[start]

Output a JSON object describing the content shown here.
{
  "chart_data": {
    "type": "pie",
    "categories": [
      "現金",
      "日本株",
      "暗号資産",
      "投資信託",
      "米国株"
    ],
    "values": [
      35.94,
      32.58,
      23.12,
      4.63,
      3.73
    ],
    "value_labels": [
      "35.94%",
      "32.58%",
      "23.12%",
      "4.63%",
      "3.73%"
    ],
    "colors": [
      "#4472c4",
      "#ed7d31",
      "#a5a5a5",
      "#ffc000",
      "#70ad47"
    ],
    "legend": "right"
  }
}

[end]
[start]

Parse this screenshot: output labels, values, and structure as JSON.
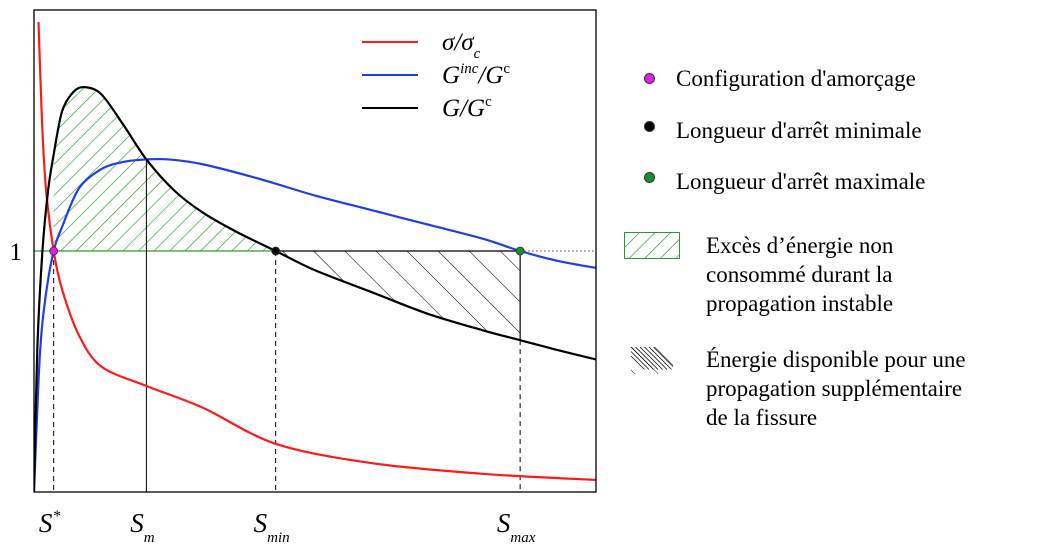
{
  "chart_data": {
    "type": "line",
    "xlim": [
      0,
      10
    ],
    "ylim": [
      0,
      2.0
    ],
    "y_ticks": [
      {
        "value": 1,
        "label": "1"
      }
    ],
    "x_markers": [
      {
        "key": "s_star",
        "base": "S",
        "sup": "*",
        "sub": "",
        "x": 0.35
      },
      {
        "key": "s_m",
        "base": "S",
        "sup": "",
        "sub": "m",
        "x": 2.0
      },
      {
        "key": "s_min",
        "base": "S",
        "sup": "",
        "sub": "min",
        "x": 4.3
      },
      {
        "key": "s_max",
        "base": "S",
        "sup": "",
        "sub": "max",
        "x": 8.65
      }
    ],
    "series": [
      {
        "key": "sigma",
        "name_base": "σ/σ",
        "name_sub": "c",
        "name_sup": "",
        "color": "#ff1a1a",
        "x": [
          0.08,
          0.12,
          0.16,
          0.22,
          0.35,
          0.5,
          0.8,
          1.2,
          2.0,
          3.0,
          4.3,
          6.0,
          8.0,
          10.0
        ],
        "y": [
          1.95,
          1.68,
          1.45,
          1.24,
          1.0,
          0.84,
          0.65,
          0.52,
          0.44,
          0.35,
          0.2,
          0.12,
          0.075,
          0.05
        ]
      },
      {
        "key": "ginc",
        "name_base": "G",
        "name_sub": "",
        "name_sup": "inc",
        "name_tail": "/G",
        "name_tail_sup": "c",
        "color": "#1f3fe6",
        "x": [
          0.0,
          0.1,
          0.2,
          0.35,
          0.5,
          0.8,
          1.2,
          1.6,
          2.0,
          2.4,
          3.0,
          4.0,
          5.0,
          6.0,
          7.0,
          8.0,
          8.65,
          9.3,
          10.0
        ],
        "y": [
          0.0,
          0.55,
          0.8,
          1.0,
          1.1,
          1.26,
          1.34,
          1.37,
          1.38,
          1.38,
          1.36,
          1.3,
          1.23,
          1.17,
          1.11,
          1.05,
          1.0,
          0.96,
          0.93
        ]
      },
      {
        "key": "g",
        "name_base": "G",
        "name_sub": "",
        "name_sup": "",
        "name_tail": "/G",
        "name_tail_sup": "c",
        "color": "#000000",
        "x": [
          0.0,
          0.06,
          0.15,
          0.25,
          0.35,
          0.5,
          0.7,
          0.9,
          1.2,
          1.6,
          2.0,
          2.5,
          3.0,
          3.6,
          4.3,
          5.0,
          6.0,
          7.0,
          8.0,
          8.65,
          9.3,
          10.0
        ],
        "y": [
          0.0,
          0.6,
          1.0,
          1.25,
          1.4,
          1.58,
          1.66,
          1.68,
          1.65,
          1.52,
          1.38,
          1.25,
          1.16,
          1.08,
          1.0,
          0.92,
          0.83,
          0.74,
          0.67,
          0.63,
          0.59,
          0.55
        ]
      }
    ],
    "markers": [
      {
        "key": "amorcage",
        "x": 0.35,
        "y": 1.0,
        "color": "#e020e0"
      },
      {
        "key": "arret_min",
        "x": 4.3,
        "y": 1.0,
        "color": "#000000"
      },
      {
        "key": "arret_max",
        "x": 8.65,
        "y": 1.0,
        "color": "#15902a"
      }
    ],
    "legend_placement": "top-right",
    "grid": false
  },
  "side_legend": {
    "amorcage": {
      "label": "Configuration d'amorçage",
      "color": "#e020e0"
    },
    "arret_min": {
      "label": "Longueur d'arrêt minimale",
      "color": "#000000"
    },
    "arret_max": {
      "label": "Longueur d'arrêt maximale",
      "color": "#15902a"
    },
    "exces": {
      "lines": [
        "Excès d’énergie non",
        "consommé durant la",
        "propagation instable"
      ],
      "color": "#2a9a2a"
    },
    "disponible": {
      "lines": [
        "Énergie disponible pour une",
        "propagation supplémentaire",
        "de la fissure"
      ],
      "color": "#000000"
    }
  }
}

[end]

What the task requires
Which lines contain "Longueur"? Copy each of them.

Written response
      "label": "Longueur d'arrêt minimale",
      "label": "Longueur d'arrêt maximale",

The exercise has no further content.